Output the material beneath this task exactly, images excluded.

* * *

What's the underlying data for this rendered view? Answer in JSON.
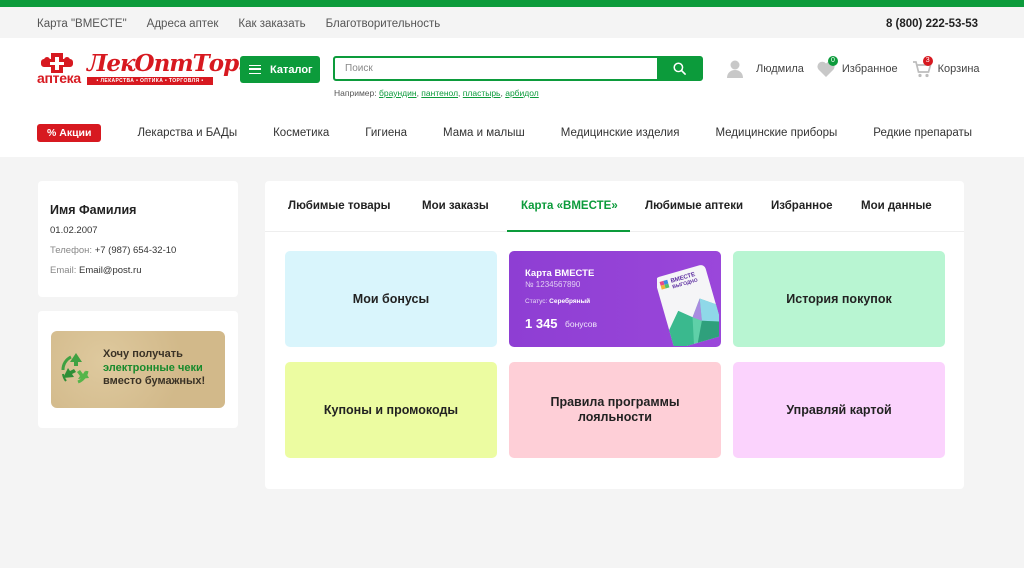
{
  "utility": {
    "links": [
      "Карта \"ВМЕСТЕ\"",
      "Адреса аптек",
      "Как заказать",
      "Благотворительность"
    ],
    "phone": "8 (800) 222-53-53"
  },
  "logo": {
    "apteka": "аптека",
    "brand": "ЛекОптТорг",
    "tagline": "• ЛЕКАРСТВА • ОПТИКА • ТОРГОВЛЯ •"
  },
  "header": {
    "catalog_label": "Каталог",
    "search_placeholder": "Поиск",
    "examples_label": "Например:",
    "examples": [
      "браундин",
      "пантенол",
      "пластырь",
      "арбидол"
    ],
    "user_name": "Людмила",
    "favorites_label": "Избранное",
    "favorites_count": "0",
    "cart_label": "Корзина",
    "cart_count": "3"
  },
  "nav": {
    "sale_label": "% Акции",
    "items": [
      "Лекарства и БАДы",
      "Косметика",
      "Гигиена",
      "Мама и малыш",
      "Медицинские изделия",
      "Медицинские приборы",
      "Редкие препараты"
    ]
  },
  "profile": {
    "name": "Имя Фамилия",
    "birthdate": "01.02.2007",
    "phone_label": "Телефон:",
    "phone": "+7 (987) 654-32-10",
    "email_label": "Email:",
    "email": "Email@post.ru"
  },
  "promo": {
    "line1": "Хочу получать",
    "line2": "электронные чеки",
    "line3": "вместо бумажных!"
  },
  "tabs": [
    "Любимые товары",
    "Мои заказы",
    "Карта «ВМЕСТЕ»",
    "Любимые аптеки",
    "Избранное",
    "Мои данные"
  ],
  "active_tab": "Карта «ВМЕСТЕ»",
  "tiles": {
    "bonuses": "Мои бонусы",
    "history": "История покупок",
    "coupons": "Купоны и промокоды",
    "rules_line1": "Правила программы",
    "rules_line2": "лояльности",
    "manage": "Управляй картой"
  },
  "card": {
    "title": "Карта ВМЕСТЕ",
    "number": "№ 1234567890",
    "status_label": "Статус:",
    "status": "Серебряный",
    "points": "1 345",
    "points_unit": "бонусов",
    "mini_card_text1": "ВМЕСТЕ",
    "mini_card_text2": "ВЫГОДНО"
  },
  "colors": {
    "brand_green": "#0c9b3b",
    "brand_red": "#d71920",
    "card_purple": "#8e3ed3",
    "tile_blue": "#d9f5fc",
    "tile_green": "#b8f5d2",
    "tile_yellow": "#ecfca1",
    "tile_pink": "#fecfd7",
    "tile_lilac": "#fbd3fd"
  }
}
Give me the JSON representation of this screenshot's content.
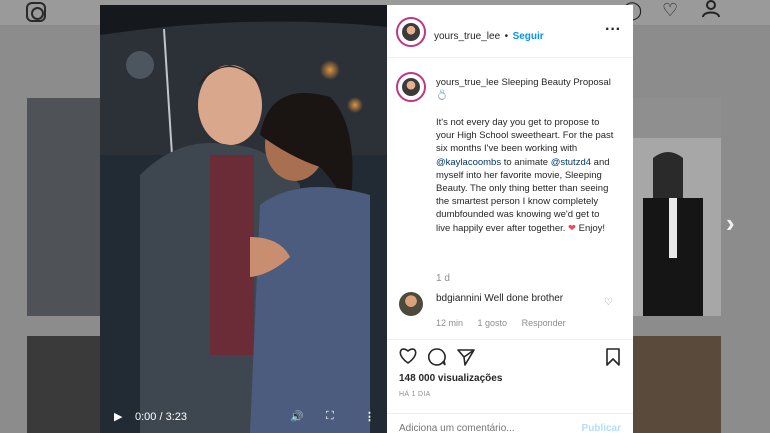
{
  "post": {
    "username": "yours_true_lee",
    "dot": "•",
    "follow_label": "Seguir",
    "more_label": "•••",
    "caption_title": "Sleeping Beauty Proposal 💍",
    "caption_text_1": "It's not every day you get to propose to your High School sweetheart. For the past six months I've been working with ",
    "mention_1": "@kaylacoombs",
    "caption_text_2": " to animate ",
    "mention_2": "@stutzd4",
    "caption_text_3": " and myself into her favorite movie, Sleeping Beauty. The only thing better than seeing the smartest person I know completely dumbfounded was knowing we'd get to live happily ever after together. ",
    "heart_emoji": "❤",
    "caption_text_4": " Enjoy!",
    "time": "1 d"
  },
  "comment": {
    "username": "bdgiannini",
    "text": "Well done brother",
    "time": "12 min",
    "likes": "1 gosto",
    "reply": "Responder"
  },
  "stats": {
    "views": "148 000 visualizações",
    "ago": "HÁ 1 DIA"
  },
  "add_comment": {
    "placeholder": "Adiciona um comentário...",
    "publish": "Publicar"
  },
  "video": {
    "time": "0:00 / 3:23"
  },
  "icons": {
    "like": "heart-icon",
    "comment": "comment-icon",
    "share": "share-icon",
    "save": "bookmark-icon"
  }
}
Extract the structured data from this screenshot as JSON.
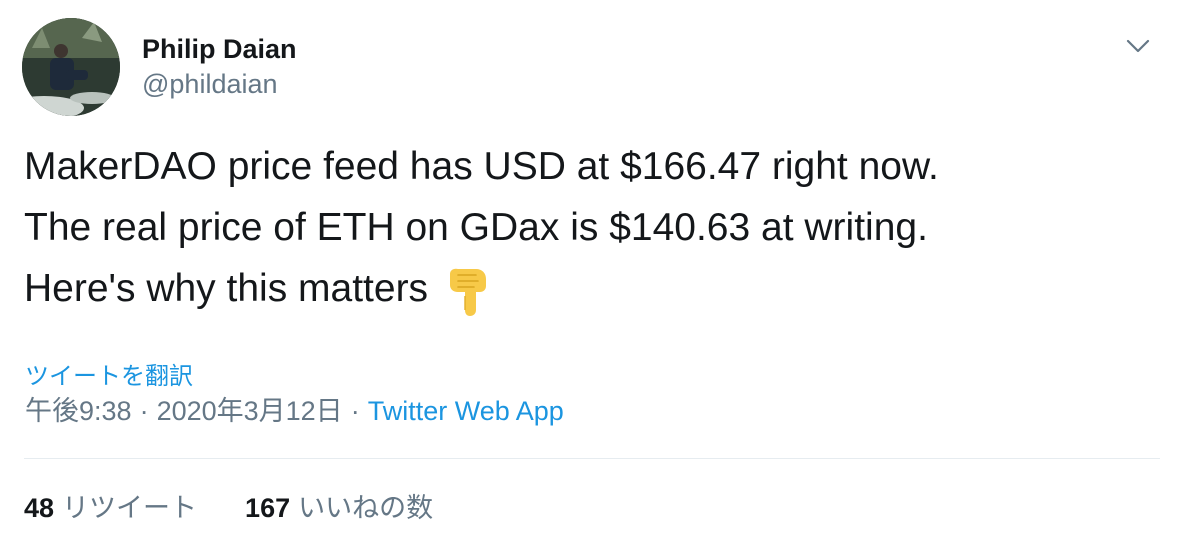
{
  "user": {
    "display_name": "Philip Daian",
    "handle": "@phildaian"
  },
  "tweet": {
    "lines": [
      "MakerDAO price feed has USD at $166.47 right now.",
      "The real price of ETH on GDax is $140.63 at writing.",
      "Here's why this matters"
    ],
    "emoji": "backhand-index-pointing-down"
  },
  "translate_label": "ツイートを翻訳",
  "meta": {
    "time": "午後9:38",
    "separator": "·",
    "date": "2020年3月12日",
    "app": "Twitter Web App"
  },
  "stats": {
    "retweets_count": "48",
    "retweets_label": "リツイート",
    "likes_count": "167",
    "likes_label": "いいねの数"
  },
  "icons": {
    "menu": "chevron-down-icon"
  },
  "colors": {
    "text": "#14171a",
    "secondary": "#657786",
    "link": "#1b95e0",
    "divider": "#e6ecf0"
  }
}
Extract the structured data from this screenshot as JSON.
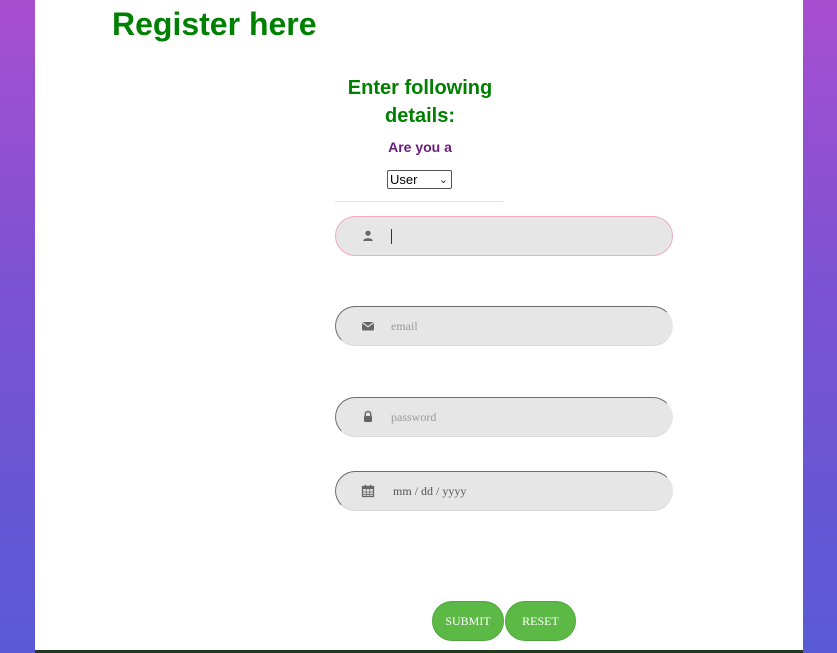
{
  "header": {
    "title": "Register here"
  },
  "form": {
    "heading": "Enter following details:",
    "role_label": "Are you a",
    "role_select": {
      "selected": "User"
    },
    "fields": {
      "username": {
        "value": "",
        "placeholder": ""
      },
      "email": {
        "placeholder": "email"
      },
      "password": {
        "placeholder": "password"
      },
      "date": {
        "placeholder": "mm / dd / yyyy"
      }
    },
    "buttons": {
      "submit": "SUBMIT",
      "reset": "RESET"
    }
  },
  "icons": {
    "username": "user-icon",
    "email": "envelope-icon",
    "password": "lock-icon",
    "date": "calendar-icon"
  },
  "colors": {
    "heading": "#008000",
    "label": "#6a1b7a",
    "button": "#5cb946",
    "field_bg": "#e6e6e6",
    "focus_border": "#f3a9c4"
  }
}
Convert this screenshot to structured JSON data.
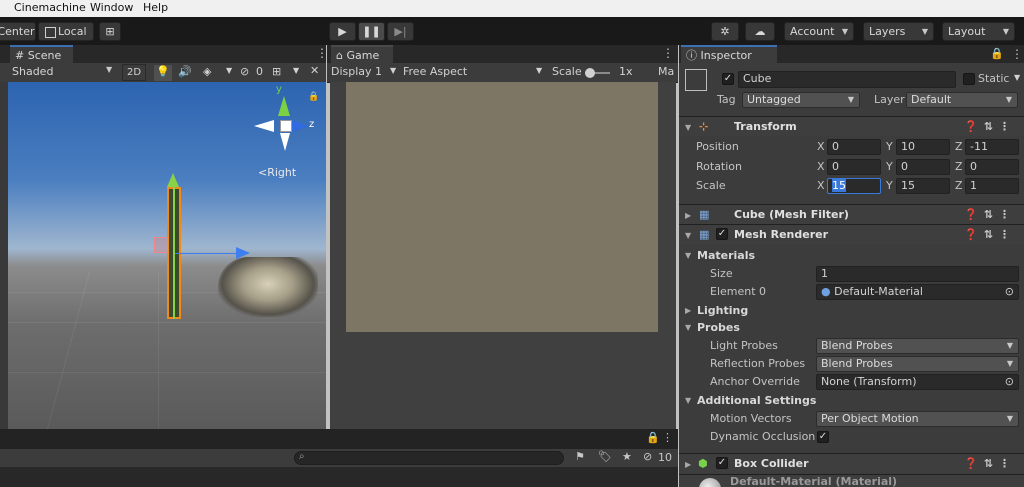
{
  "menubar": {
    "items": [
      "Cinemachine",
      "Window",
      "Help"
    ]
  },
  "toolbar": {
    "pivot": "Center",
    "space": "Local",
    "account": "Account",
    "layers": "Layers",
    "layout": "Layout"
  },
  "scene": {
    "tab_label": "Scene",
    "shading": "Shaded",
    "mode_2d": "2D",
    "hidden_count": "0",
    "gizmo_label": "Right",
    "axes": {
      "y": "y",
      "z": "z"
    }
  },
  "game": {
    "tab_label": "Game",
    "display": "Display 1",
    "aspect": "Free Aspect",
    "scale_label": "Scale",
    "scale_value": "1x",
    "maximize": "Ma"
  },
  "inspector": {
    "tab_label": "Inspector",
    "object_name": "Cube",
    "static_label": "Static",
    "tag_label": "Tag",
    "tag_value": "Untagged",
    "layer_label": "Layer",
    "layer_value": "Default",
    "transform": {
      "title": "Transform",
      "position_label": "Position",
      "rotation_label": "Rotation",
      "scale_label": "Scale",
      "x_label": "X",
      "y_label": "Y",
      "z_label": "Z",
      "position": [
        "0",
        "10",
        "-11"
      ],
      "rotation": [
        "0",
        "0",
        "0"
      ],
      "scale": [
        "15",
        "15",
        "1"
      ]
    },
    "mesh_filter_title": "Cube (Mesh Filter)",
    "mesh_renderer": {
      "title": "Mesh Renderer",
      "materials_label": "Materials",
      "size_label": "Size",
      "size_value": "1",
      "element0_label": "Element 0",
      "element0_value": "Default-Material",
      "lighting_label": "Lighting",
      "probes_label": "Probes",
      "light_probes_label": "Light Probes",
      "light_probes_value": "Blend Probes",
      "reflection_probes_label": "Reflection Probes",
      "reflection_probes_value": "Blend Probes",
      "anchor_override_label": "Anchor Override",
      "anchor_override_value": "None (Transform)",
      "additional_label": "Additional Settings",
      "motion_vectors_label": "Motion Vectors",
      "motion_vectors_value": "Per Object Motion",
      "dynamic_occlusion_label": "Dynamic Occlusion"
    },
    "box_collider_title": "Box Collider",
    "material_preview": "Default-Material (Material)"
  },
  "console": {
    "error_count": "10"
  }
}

* * *

» **SOLVED EXERCISE**
What's the underlying data for this rendered view? Answer in JSON.
{
  "utility": {
    "links": [
      "Карта \"ВМЕСТЕ\"",
      "Адреса аптек",
      "Как заказать",
      "Благотворительность"
    ],
    "phone": "8 (800) 222-53-53"
  },
  "logo": {
    "apteka": "аптека",
    "brand": "ЛекОптТорг",
    "tagline": "• ЛЕКАРСТВА • ОПТИКА • ТОРГОВЛЯ •"
  },
  "header": {
    "catalog_label": "Каталог",
    "search_placeholder": "Поиск",
    "examples_label": "Например:",
    "examples": [
      "браундин",
      "пантенол",
      "пластырь",
      "арбидол"
    ],
    "user_name": "Людмила",
    "favorites_label": "Избранное",
    "favorites_count": "0",
    "cart_label": "Корзина",
    "cart_count": "3"
  },
  "nav": {
    "sale_label": "% Акции",
    "items": [
      "Лекарства и БАДы",
      "Косметика",
      "Гигиена",
      "Мама и малыш",
      "Медицинские изделия",
      "Медицинские приборы",
      "Редкие препараты"
    ]
  },
  "profile": {
    "name": "Имя Фамилия",
    "birthdate": "01.02.2007",
    "phone_label": "Телефон:",
    "phone": "+7 (987) 654-32-10",
    "email_label": "Email:",
    "email": "Email@post.ru"
  },
  "promo": {
    "line1": "Хочу получать",
    "line2": "электронные чеки",
    "line3": "вместо бумажных!"
  },
  "tabs": [
    "Любимые товары",
    "Мои заказы",
    "Карта «ВМЕСТЕ»",
    "Любимые аптеки",
    "Избранное",
    "Мои данные"
  ],
  "active_tab": "Карта «ВМЕСТЕ»",
  "tiles": {
    "bonuses": "Мои бонусы",
    "history": "История покупок",
    "coupons": "Купоны и промокоды",
    "rules_line1": "Правила программы",
    "rules_line2": "лояльности",
    "manage": "Управляй картой"
  },
  "card": {
    "title": "Карта ВМЕСТЕ",
    "number": "№ 1234567890",
    "status_label": "Статус:",
    "status": "Серебряный",
    "points": "1 345",
    "points_unit": "бонусов",
    "mini_card_text1": "ВМЕСТЕ",
    "mini_card_text2": "ВЫГОДНО"
  },
  "colors": {
    "brand_green": "#0c9b3b",
    "brand_red": "#d71920",
    "card_purple": "#8e3ed3",
    "tile_blue": "#d9f5fc",
    "tile_green": "#b8f5d2",
    "tile_yellow": "#ecfca1",
    "tile_pink": "#fecfd7",
    "tile_lilac": "#fbd3fd"
  }
}
Give me the JSON representation of this screenshot's content.
{
  "post": {
    "username": "yours_true_lee",
    "dot": "•",
    "follow_label": "Seguir",
    "more_label": "•••",
    "caption_title": "Sleeping Beauty Proposal 💍",
    "caption_text_1": "It's not every day you get to propose to your High School sweetheart. For the past six months I've been working with ",
    "mention_1": "@kaylacoombs",
    "caption_text_2": " to animate ",
    "mention_2": "@stutzd4",
    "caption_text_3": " and myself into her favorite movie, Sleeping Beauty. The only thing better than seeing the smartest person I know completely dumbfounded was knowing we'd get to live happily ever after together. ",
    "heart_emoji": "❤",
    "caption_text_4": " Enjoy!",
    "time": "1 d"
  },
  "comment": {
    "username": "bdgiannini",
    "text": "Well done brother",
    "time": "12 min",
    "likes": "1 gosto",
    "reply": "Responder"
  },
  "stats": {
    "views": "148 000 visualizações",
    "ago": "HÁ 1 DIA"
  },
  "add_comment": {
    "placeholder": "Adiciona um comentário...",
    "publish": "Publicar"
  },
  "video": {
    "time": "0:00 / 3:23"
  },
  "icons": {
    "like": "heart-icon",
    "comment": "comment-icon",
    "share": "share-icon",
    "save": "bookmark-icon"
  }
}
Extract the structured data from this screenshot as JSON.
{
  "user": {
    "display_name": "Philip Daian",
    "handle": "@phildaian"
  },
  "tweet": {
    "lines": [
      "MakerDAO price feed has USD at $166.47 right now.",
      "The real price of ETH on GDax is $140.63 at writing.",
      "Here's why this matters"
    ],
    "emoji": "backhand-index-pointing-down"
  },
  "translate_label": "ツイートを翻訳",
  "meta": {
    "time": "午後9:38",
    "separator": "·",
    "date": "2020年3月12日",
    "app": "Twitter Web App"
  },
  "stats": {
    "retweets_count": "48",
    "retweets_label": "リツイート",
    "likes_count": "167",
    "likes_label": "いいねの数"
  },
  "icons": {
    "menu": "chevron-down-icon"
  },
  "colors": {
    "text": "#14171a",
    "secondary": "#657786",
    "link": "#1b95e0",
    "divider": "#e6ecf0"
  }
}
Extract the structured data from this screenshot as JSON.
{
  "header": {
    "title": "Register here"
  },
  "form": {
    "heading": "Enter following details:",
    "role_label": "Are you a",
    "role_select": {
      "selected": "User"
    },
    "fields": {
      "username": {
        "value": "",
        "placeholder": ""
      },
      "email": {
        "placeholder": "email"
      },
      "password": {
        "placeholder": "password"
      },
      "date": {
        "placeholder": "mm / dd / yyyy"
      }
    },
    "buttons": {
      "submit": "SUBMIT",
      "reset": "RESET"
    }
  },
  "icons": {
    "username": "user-icon",
    "email": "envelope-icon",
    "password": "lock-icon",
    "date": "calendar-icon"
  },
  "colors": {
    "heading": "#008000",
    "label": "#6a1b7a",
    "button": "#5cb946",
    "field_bg": "#e6e6e6",
    "focus_border": "#f3a9c4"
  }
}
Convert this screenshot to structured JSON data.
{
  "menubar": {
    "items": [
      "Cinemachine",
      "Window",
      "Help"
    ]
  },
  "toolbar": {
    "pivot": "Center",
    "space": "Local",
    "account": "Account",
    "layers": "Layers",
    "layout": "Layout"
  },
  "scene": {
    "tab_label": "Scene",
    "shading": "Shaded",
    "mode_2d": "2D",
    "hidden_count": "0",
    "gizmo_label": "Right",
    "axes": {
      "y": "y",
      "z": "z"
    }
  },
  "game": {
    "tab_label": "Game",
    "display": "Display 1",
    "aspect": "Free Aspect",
    "scale_label": "Scale",
    "scale_value": "1x",
    "maximize": "Ma"
  },
  "inspector": {
    "tab_label": "Inspector",
    "object_name": "Cube",
    "static_label": "Static",
    "tag_label": "Tag",
    "tag_value": "Untagged",
    "layer_label": "Layer",
    "layer_value": "Default",
    "transform": {
      "title": "Transform",
      "position_label": "Position",
      "rotation_label": "Rotation",
      "scale_label": "Scale",
      "x_label": "X",
      "y_label": "Y",
      "z_label": "Z",
      "position": [
        "0",
        "10",
        "-11"
      ],
      "rotation": [
        "0",
        "0",
        "0"
      ],
      "scale": [
        "15",
        "15",
        "1"
      ]
    },
    "mesh_filter_title": "Cube (Mesh Filter)",
    "mesh_renderer": {
      "title": "Mesh Renderer",
      "materials_label": "Materials",
      "size_label": "Size",
      "size_value": "1",
      "element0_label": "Element 0",
      "element0_value": "Default-Material",
      "lighting_label": "Lighting",
      "probes_label": "Probes",
      "light_probes_label": "Light Probes",
      "light_probes_value": "Blend Probes",
      "reflection_probes_label": "Reflection Probes",
      "reflection_probes_value": "Blend Probes",
      "anchor_override_label": "Anchor Override",
      "anchor_override_value": "None (Transform)",
      "additional_label": "Additional Settings",
      "motion_vectors_label": "Motion Vectors",
      "motion_vectors_value": "Per Object Motion",
      "dynamic_occlusion_label": "Dynamic Occlusion"
    },
    "box_collider_title": "Box Collider",
    "material_preview": "Default-Material (Material)"
  },
  "console": {
    "error_count": "10"
  }
}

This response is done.